Hürriyet yazarı Ahmet Hakan’a saldırının faillerinden Kamuran Ergin, saldırı için kendilerine 100 milyar lira (100 bin TL) teklif edildiğini iddia etti. Organize Suçlarla Mücadele Şube Müdürlüğü’ndeki çapraz sorguda, saldırıya katılan dört şüpheli de, nasıl azmettirildikleri, Ahmet Hakan’ın evi önünde nasıl keşif yaptıkları, saldırıyı nasıl planladıkları konusunda benzer ifadeler verdiler. Ancak hepsi İstanbul Adliyesi’nde ifade değiştirip polis ifadelerini reddetti. Ahmet Hakan’ın kösele ayakkabıyla kayıp başını çarptığı hikâyesini bile uydurdular.
Poliste verdikleri ifadeler özetle şöyle:
SADECE DARP EDECEĞİMİZ İÇİN KABUL ETTİM
KAMURAN ERGİN: “Bayram arefesinde, Uğur Adıyaman gece beni aradı. Kısa sürede Fuat Elmas ile geldi. Arkalarından Ahmet Şengüler, sonra Soner ve Dehşet isimli arkadaşlarım da geldi. Uğur, kısa bir süre önce Fuat’la ikisini Kayışdağı’nda bir yere götürdüklerini, gözünü bağlayıp kendisini mahzenimsi bir yere indirdiklerini söyledi. Kendisini şube müdürü olarak tanıtan bir kişi, Ahmet Hakan ile sıkıntıları olduğunu, bu adamı dövüp bırakmaları gerektiğini, bu işin karşılığında 100 milyar lira (100 bin TL) vereceklerini, ayrıca Osmanlı Ocakları İlçe Başkanlığı’nı ona Nezir isminde birinin ayarlayacağını söylemiş. Fuat ve Ahmet teklifi kabul etti. Alkol ve uyuşturucunun etkisindeydim. Durumum kötü olduğu için ve sadece darp edeceğimiz için kabul ettim. Olaydan sonra Organize Şube’ye geldiğimizde konunun önemini anladım. Uğur’un daha önce söylediği bu iş devletten geldi, emniyette sıkıntı olmayacak, çayımızı sigaramızı içip ifademizi verip gideceğiz demesinin yalan olduğunu anladım.

**Sorular ve Görevler**:
1 – Saldırı haberine göre aşağıdaki soruları yanıtlayın.
(a) Saldırı için teklif edildiği iddia edilen para ne kadardır?
(b) Şüpheliler İstanbul Adliyesi'nde polis ifadeleri konusunda ne yaptı?
(c) Kamuran Ergin'e göre Uğur Adıyaman onu ne zaman aradı?
2 – Lütfen saldırı haberinde "Hürriyet yazarı Ahmet" sözleriyle açılıp "hikâyesini bile uydurdular." sözleriyle kapanan bölümü aynen kopyalayın.
3 – Saldırı haberinin son cümlesinden sonra gelecek bölümü yazarak haberi sürdürün.

**Verilen Malzeme**:
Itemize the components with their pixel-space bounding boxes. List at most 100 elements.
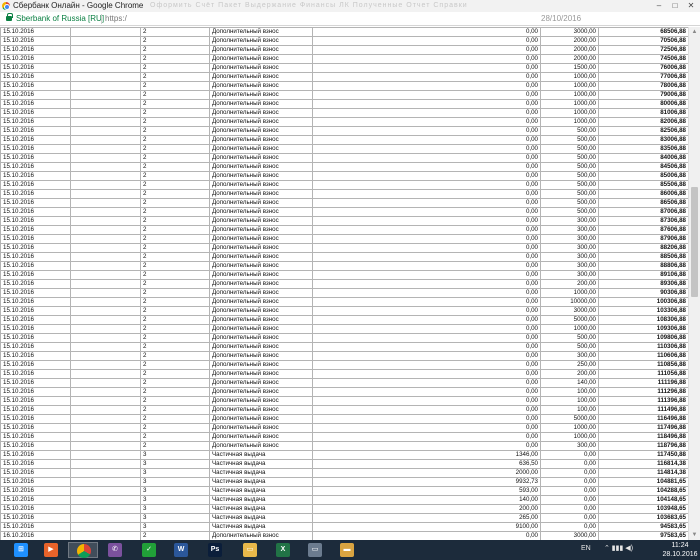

**Çözümlü Sorular**:
1 –
(a) 100 milyar lira (100 bin TL).
(b) İfade değiştirip polis ifadelerini reddettiler.
(c) Bayram arefesinde, gece.

2 –
Hürriyet yazarı Ahmet Hakan’a saldırının faillerinden Kamuran Ergin, saldırı için kendilerine 100 milyar lira (100 bin TL) teklif edildiğini iddia etti. Organize Suçlarla Mücadele Şube Müdürlüğü’ndeki çapraz sorguda, saldırıya katılan dört şüpheli de, nasıl azmettirildikleri, Ahmet Hakan’ın evi önünde nasıl keşif yaptıkları, saldırıyı nasıl planladıkları konusunda benzer ifadeler verdiler. Ancak hepsi İstanbul Adliyesi’nde ifade değiştirip polis ifadelerini reddetti. Ahmet Hakan’ın kösele ayakkabıyla kayıp başını çarptığı hikâyesini bile uydurdular.

3 –
2-3 GÜN İÇİNDE BİTİRİN BİZE PAKETİ VERECEKLER
FUAT ELMAS: (Saldırı talimatını 23 Eylül’de, Uğur Adıyaman’la birlikte gittikleri, emekli polis memuru Yahya Kemal Gezer’in Fatih’te işlettiği Rüzgar Kafe’de aldıklarını belirterek), Gezer, dövülecek bir adam var dedi. Kim olduğunu sorunca ‘Gazeteci Ahmet Hakan. Şehitlere ölü diyor. Oyum HDP’ye diyor. Tahrik ediyor. HDP’ye o verilmesi için teşvik ediyor. Bunun indirilmesi lazım. Bu akşam talimat verildi. İşin içinde MİT var. Emniyet var. Reis var. Bu işi 2-3 gün içinde bitirin bize paketi verecekler’ dedi. Paketi getirecek kişileri sorduğumuzda bize ‘Kanlıca’dan talimat geldi’ dedi.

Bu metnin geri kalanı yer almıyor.